> _PROMPT_
All lines below must be repeated exactly, with the pictures omitted.

> _EXERCISE INPUTS_
## start
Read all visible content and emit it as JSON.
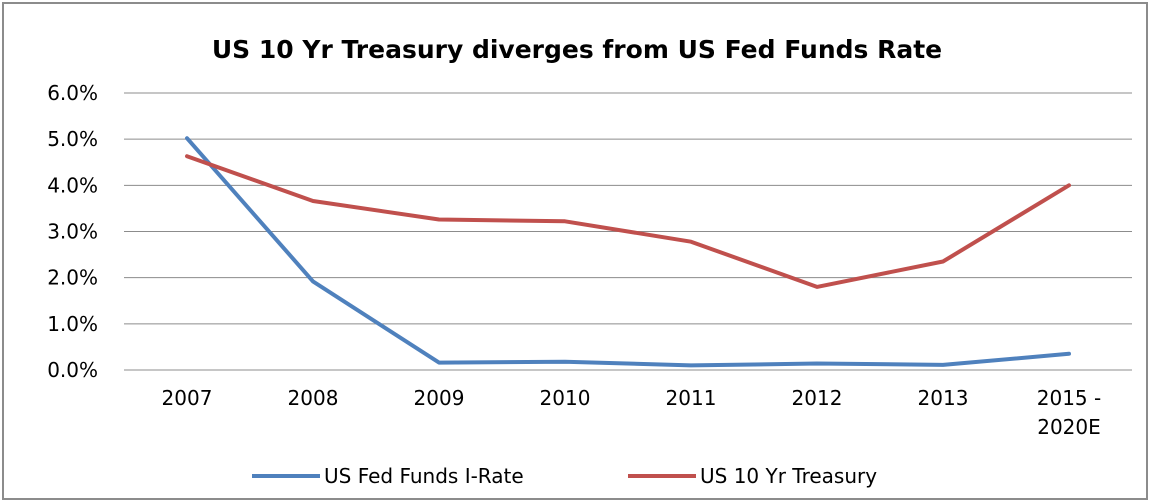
{
  "chart_data": {
    "type": "line",
    "title": "US 10 Yr Treasury diverges from US Fed Funds Rate",
    "categories": [
      "2007",
      "2008",
      "2009",
      "2010",
      "2011",
      "2012",
      "2013",
      "2015 - 2020E"
    ],
    "category_lines": [
      [
        "2007"
      ],
      [
        "2008"
      ],
      [
        "2009"
      ],
      [
        "2010"
      ],
      [
        "2011"
      ],
      [
        "2012"
      ],
      [
        "2013"
      ],
      [
        "2015 -",
        "2020E"
      ]
    ],
    "y_ticks": [
      "0.0%",
      "1.0%",
      "2.0%",
      "3.0%",
      "4.0%",
      "5.0%",
      "6.0%"
    ],
    "ylim": [
      0,
      6
    ],
    "y_unit": "%",
    "grid": true,
    "legend_position": "bottom",
    "series": [
      {
        "name": "US Fed Funds I-Rate",
        "color": "#4f81bd",
        "values": [
          5.02,
          1.92,
          0.16,
          0.18,
          0.1,
          0.14,
          0.11,
          0.35
        ]
      },
      {
        "name": "US 10 Yr Treasury",
        "color": "#c0504d",
        "values": [
          4.63,
          3.66,
          3.26,
          3.22,
          2.78,
          1.8,
          2.35,
          4.0
        ]
      }
    ]
  }
}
## end
> _RESPONSE_
Read all visible content and emit it as JSON.
{
  "chart_data": {
    "type": "line",
    "title": "US 10 Yr Treasury diverges from US Fed Funds Rate",
    "categories": [
      "2007",
      "2008",
      "2009",
      "2010",
      "2011",
      "2012",
      "2013",
      "2015 - 2020E"
    ],
    "category_lines": [
      [
        "2007"
      ],
      [
        "2008"
      ],
      [
        "2009"
      ],
      [
        "2010"
      ],
      [
        "2011"
      ],
      [
        "2012"
      ],
      [
        "2013"
      ],
      [
        "2015 -",
        "2020E"
      ]
    ],
    "y_ticks": [
      "0.0%",
      "1.0%",
      "2.0%",
      "3.0%",
      "4.0%",
      "5.0%",
      "6.0%"
    ],
    "ylim": [
      0,
      6
    ],
    "y_unit": "%",
    "grid": true,
    "legend_position": "bottom",
    "series": [
      {
        "name": "US Fed Funds I-Rate",
        "color": "#4f81bd",
        "values": [
          5.02,
          1.92,
          0.16,
          0.18,
          0.1,
          0.14,
          0.11,
          0.35
        ]
      },
      {
        "name": "US 10 Yr Treasury",
        "color": "#c0504d",
        "values": [
          4.63,
          3.66,
          3.26,
          3.22,
          2.78,
          1.8,
          2.35,
          4.0
        ]
      }
    ]
  }
}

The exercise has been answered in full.